The sights are excellent. The rear is a square notch type with a highly visible white outline pattern while the front sight face has a yellow groove running its length vertically. Although I generally prefer plain black sights, I found this set-up did work very well. The sights are large and visible--great for a quick pick-up--without being unduly bulky or obtrusive. In short, they seem like ideal sights for a combat auto. The rear sight appears to be drift-adjustable for windage, but happily I found that the pistols shot very close to point of aim for me with many loads when I used a six o'clock hold.

^^^^^^^^

LIST OF TASKS:
- A) In the passage about the pistol sights, what color is the groove on the front sight face?
- B) Write the next few sentences of the passage about the pistol sights, picking up after its last sentence.

^^^^^^^^

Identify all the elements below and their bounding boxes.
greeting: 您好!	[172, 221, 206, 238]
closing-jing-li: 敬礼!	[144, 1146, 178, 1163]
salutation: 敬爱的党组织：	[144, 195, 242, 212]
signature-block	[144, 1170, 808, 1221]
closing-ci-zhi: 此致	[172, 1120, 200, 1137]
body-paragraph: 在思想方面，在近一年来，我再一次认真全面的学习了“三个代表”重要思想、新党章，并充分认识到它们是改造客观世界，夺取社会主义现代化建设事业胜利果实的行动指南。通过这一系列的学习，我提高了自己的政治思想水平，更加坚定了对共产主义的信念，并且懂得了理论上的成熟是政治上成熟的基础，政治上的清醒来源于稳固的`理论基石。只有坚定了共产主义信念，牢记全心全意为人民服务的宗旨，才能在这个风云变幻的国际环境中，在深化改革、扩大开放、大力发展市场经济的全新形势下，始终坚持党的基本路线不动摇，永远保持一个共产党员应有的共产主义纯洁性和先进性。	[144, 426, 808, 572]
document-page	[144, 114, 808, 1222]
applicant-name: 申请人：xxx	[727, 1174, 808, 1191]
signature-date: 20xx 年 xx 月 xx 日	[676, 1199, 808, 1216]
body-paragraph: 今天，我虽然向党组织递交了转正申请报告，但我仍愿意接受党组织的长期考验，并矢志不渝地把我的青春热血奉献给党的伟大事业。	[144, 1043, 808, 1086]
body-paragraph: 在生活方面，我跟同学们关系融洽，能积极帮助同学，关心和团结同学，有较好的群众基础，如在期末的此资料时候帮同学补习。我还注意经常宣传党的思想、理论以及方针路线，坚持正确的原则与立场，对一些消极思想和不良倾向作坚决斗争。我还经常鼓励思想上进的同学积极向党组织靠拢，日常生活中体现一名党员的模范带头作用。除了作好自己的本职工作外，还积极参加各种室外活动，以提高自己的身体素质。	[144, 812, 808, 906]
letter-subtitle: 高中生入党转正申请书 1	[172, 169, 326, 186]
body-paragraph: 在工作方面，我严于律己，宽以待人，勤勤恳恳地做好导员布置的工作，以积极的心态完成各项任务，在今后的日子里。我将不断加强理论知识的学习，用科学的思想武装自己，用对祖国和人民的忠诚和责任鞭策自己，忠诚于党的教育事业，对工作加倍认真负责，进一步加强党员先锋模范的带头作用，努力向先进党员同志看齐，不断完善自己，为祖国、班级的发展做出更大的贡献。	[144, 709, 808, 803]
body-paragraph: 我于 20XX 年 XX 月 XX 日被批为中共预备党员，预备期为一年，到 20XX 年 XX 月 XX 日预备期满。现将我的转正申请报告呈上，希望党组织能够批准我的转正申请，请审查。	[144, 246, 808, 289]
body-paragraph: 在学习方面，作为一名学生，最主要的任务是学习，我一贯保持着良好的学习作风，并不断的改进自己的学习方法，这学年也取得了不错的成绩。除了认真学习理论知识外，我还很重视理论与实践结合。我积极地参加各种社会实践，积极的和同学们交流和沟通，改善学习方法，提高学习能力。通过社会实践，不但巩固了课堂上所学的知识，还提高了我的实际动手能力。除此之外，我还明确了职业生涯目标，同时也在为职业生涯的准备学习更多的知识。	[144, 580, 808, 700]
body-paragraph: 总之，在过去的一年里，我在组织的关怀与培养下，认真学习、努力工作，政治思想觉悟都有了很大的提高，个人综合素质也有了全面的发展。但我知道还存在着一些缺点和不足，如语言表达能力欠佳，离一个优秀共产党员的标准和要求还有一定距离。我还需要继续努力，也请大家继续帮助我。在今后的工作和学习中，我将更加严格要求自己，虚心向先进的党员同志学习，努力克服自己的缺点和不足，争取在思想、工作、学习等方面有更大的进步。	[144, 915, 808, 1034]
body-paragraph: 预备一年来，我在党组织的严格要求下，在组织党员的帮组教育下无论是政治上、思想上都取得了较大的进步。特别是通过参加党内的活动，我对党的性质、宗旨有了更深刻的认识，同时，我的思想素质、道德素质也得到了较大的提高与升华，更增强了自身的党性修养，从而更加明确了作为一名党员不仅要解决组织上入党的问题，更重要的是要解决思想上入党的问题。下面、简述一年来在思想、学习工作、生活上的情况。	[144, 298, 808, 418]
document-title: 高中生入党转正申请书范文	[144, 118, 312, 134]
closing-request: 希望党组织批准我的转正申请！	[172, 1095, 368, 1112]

^^^^^^^^

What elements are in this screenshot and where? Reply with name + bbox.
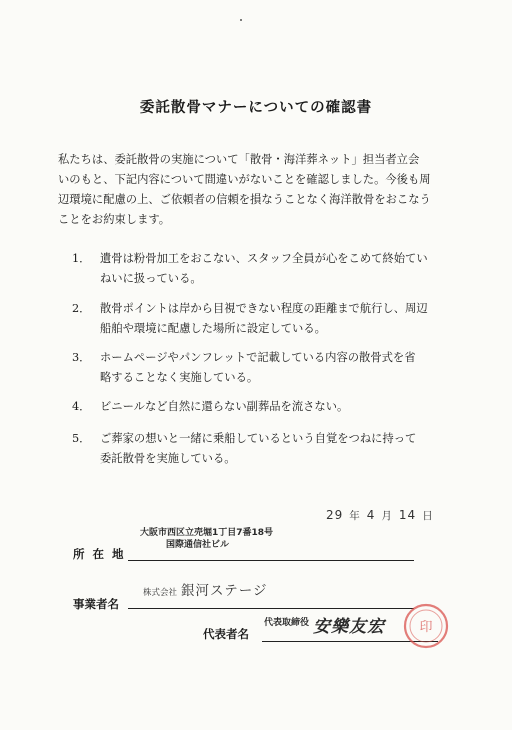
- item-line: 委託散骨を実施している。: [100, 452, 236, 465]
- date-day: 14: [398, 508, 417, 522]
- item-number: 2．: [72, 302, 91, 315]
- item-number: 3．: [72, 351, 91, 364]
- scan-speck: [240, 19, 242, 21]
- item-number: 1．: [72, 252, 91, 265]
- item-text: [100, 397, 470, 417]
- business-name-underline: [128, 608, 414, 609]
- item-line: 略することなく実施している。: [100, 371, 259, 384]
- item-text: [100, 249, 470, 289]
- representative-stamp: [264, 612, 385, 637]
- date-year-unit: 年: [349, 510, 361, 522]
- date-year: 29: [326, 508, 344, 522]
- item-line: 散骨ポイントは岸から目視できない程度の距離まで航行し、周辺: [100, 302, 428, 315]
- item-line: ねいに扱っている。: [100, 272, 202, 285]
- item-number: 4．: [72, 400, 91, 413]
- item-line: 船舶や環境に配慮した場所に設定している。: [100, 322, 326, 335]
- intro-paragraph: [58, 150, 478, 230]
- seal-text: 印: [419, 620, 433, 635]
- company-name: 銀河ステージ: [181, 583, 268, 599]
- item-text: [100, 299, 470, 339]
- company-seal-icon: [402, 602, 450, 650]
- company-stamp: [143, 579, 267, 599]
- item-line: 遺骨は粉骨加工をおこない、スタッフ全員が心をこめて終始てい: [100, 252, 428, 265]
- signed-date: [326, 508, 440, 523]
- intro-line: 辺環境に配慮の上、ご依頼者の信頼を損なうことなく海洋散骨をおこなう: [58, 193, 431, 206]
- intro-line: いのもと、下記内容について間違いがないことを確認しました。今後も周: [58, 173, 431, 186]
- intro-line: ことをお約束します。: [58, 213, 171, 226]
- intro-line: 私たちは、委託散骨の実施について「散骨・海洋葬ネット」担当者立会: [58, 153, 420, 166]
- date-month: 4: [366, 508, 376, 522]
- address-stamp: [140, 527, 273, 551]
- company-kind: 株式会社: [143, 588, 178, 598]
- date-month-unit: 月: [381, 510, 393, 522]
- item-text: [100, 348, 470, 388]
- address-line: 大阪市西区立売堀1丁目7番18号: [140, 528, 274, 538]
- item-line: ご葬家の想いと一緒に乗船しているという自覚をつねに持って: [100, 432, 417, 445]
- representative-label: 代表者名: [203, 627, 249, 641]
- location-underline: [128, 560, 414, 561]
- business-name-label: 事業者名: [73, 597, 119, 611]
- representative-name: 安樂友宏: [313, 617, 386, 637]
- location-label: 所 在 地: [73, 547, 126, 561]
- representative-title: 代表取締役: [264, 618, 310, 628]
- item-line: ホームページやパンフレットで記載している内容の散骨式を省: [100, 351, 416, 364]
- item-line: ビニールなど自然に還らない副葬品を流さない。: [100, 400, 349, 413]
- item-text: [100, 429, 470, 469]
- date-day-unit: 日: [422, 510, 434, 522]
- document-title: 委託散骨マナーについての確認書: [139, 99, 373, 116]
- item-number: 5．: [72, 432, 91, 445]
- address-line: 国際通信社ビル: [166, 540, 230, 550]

^^^^^^^^

ANSWERS FOR THE EXERCISE:
- A) Yellow.

- B)
Fieldstripping the Tanfoglio is identical to the CZ-75. First, make absolutely sure the pistol is completely empty and remove the magazine. Apply the safety. Retract the slide until the two little takedown marks on the left rear of the slide and frame are aligned and push out the slide stop from the right. The best way to do this, I found, is to grip the pistol in your right hand while you hook your left thumb through the triggerguard and your left index finger around the top front of the slide. The slide can then be pushed back by the left index finger until it is in alignment for dismounting while the right index finger pushes out the slide stop. with the slide stop removed, the slide can be slid off the front of the frame; the recoil spring and guide and then the barrel can be plucked from the bottom of the slide. This completes fieldstripping.

The magazines for the Tanfoglio auto pistol are fully interchangeable with those of the Czech CZ-75, by the way.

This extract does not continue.